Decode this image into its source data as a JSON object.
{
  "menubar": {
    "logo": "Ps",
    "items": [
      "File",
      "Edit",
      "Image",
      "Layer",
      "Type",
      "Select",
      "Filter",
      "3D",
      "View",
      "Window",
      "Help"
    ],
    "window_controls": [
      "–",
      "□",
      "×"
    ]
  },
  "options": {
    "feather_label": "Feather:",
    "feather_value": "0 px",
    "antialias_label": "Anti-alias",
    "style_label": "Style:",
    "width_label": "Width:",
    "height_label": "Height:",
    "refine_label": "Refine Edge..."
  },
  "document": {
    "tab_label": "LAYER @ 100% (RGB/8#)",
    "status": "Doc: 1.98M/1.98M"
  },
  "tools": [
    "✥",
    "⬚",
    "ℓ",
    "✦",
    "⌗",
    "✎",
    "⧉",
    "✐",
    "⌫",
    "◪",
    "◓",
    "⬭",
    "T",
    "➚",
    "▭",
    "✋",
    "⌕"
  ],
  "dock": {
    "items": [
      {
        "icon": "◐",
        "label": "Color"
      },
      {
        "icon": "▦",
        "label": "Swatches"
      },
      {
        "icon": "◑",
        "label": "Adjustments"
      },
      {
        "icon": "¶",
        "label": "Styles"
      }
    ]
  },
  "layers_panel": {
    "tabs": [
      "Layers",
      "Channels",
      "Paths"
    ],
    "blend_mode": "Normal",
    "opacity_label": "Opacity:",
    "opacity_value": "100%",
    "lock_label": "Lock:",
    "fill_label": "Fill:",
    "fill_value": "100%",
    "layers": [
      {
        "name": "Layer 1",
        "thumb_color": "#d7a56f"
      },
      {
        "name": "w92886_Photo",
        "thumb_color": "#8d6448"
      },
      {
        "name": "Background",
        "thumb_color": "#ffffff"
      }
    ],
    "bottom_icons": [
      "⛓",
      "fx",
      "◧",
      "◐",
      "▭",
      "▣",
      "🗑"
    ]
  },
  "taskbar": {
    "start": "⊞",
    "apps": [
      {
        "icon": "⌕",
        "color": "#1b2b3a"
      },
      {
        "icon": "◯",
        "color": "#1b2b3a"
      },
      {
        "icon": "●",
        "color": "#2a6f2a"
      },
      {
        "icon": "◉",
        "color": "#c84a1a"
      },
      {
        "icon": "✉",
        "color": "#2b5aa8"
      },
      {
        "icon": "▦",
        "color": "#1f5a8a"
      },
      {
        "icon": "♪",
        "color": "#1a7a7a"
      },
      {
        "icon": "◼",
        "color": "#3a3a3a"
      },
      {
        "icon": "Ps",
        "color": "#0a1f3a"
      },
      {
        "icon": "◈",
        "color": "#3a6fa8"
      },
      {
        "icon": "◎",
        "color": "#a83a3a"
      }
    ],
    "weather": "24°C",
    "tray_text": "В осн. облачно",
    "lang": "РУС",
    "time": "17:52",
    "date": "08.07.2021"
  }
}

= = = = =

## What is being asked:
Reproduce the material in full, with no word added or dropped.

## Problem solution:
Decode this image into its source data as a JSON object.
{
  "menubar": {
    "logo": "Ps",
    "items": [
      "File",
      "Edit",
      "Image",
      "Layer",
      "Type",
      "Select",
      "Filter",
      "3D",
      "View",
      "Window",
      "Help"
    ],
    "window_controls": [
      "–",
      "□",
      "×"
    ]
  },
  "options": {
    "feather_label": "Feather:",
    "feather_value": "0 px",
    "antialias_label": "Anti-alias",
    "style_label": "Style:",
    "width_label": "Width:",
    "height_label": "Height:",
    "refine_label": "Refine Edge..."
  },
  "document": {
    "tab_label": "LAYER @ 100% (RGB/8#)",
    "status": "Doc: 1.98M/1.98M"
  },
  "tools": [
    "✥",
    "⬚",
    "ℓ",
    "✦",
    "⌗",
    "✎",
    "⧉",
    "✐",
    "⌫",
    "◪",
    "◓",
    "⬭",
    "T",
    "➚",
    "▭",
    "✋",
    "⌕"
  ],
  "dock": {
    "items": [
      {
        "icon": "◐",
        "label": "Color"
      },
      {
        "icon": "▦",
        "label": "Swatches"
      },
      {
        "icon": "◑",
        "label": "Adjustments"
      },
      {
        "icon": "¶",
        "label": "Styles"
      }
    ]
  },
  "layers_panel": {
    "tabs": [
      "Layers",
      "Channels",
      "Paths"
    ],
    "blend_mode": "Normal",
    "opacity_label": "Opacity:",
    "opacity_value": "100%",
    "lock_label": "Lock:",
    "fill_label": "Fill:",
    "fill_value": "100%",
    "layers": [
      {
        "name": "Layer 1",
        "thumb_color": "#d7a56f"
      },
      {
        "name": "w92886_Photo",
        "thumb_color": "#8d6448"
      },
      {
        "name": "Background",
        "thumb_color": "#ffffff"
      }
    ],
    "bottom_icons": [
      "⛓",
      "fx",
      "◧",
      "◐",
      "▭",
      "▣",
      "🗑"
    ]
  },
  "taskbar": {
    "start": "⊞",
    "apps": [
      {
        "icon": "⌕",
        "color": "#1b2b3a"
      },
      {
        "icon": "◯",
        "color": "#1b2b3a"
      },
      {
        "icon": "●",
        "color": "#2a6f2a"
      },
      {
        "icon": "◉",
        "color": "#c84a1a"
      },
      {
        "icon": "✉",
        "color": "#2b5aa8"
      },
      {
        "icon": "▦",
        "color": "#1f5a8a"
      },
      {
        "icon": "♪",
        "color": "#1a7a7a"
      },
      {
        "icon": "◼",
        "color": "#3a3a3a"
      },
      {
        "icon": "Ps",
        "color": "#0a1f3a"
      },
      {
        "icon": "◈",
        "color": "#3a6fa8"
      },
      {
        "icon": "◎",
        "color": "#a83a3a"
      }
    ],
    "weather": "24°C",
    "tray_text": "В осн. облачно",
    "lang": "РУС",
    "time": "17:52",
    "date": "08.07.2021"
  }
}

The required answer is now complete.